TO DO >> Would you quote the material below in full and unchanged?

EXTRACTED INFORMATION >>
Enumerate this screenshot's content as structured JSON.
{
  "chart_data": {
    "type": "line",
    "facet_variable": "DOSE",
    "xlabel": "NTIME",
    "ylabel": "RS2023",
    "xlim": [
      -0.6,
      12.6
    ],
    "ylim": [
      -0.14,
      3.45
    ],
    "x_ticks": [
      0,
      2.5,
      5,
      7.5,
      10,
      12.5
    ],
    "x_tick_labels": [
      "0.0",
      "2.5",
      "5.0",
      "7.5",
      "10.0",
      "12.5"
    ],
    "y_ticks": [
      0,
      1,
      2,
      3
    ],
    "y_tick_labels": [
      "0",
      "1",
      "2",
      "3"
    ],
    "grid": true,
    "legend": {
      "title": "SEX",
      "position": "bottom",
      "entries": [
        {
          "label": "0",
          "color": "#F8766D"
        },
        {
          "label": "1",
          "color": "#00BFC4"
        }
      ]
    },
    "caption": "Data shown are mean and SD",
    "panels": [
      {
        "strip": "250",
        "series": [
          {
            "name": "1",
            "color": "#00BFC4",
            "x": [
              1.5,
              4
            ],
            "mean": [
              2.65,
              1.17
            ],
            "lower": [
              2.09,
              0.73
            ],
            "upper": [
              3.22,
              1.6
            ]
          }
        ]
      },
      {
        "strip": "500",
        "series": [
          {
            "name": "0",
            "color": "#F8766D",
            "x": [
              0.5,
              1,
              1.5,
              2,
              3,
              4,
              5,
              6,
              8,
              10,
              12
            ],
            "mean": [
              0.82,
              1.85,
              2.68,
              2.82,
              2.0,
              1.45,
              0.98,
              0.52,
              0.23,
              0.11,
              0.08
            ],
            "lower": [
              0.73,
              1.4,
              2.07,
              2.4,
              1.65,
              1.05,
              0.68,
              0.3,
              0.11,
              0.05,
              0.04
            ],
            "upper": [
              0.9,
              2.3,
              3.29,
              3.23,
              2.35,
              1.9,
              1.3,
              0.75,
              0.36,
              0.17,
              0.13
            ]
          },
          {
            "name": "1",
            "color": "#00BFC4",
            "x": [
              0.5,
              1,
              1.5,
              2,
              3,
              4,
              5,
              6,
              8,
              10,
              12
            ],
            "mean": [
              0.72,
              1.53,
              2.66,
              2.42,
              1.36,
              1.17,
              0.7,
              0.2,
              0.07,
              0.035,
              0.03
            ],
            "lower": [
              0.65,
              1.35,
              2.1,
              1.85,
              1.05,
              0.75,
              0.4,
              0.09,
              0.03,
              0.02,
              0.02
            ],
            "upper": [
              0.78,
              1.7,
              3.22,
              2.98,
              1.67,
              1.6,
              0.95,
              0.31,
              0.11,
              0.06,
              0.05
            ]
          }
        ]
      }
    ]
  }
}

EXPECTED OUTPUT >>
Enumerate this screenshot's content as structured JSON.
{
  "chart_data": {
    "type": "line",
    "facet_variable": "DOSE",
    "xlabel": "NTIME",
    "ylabel": "RS2023",
    "xlim": [
      -0.6,
      12.6
    ],
    "ylim": [
      -0.14,
      3.45
    ],
    "x_ticks": [
      0,
      2.5,
      5,
      7.5,
      10,
      12.5
    ],
    "x_tick_labels": [
      "0.0",
      "2.5",
      "5.0",
      "7.5",
      "10.0",
      "12.5"
    ],
    "y_ticks": [
      0,
      1,
      2,
      3
    ],
    "y_tick_labels": [
      "0",
      "1",
      "2",
      "3"
    ],
    "grid": true,
    "legend": {
      "title": "SEX",
      "position": "bottom",
      "entries": [
        {
          "label": "0",
          "color": "#F8766D"
        },
        {
          "label": "1",
          "color": "#00BFC4"
        }
      ]
    },
    "caption": "Data shown are mean and SD",
    "panels": [
      {
        "strip": "250",
        "series": [
          {
            "name": "1",
            "color": "#00BFC4",
            "x": [
              1.5,
              4
            ],
            "mean": [
              2.65,
              1.17
            ],
            "lower": [
              2.09,
              0.73
            ],
            "upper": [
              3.22,
              1.6
            ]
          }
        ]
      },
      {
        "strip": "500",
        "series": [
          {
            "name": "0",
            "color": "#F8766D",
            "x": [
              0.5,
              1,
              1.5,
              2,
              3,
              4,
              5,
              6,
              8,
              10,
              12
            ],
            "mean": [
              0.82,
              1.85,
              2.68,
              2.82,
              2.0,
              1.45,
              0.98,
              0.52,
              0.23,
              0.11,
              0.08
            ],
            "lower": [
              0.73,
              1.4,
              2.07,
              2.4,
              1.65,
              1.05,
              0.68,
              0.3,
              0.11,
              0.05,
              0.04
            ],
            "upper": [
              0.9,
              2.3,
              3.29,
              3.23,
              2.35,
              1.9,
              1.3,
              0.75,
              0.36,
              0.17,
              0.13
            ]
          },
          {
            "name": "1",
            "color": "#00BFC4",
            "x": [
              0.5,
              1,
              1.5,
              2,
              3,
              4,
              5,
              6,
              8,
              10,
              12
            ],
            "mean": [
              0.72,
              1.53,
              2.66,
              2.42,
              1.36,
              1.17,
              0.7,
              0.2,
              0.07,
              0.035,
              0.03
            ],
            "lower": [
              0.65,
              1.35,
              2.1,
              1.85,
              1.05,
              0.75,
              0.4,
              0.09,
              0.03,
              0.02,
              0.02
            ],
            "upper": [
              0.78,
              1.7,
              3.22,
              2.98,
              1.67,
              1.6,
              0.95,
              0.31,
              0.11,
              0.06,
              0.05
            ]
          }
        ]
      }
    ]
  }
}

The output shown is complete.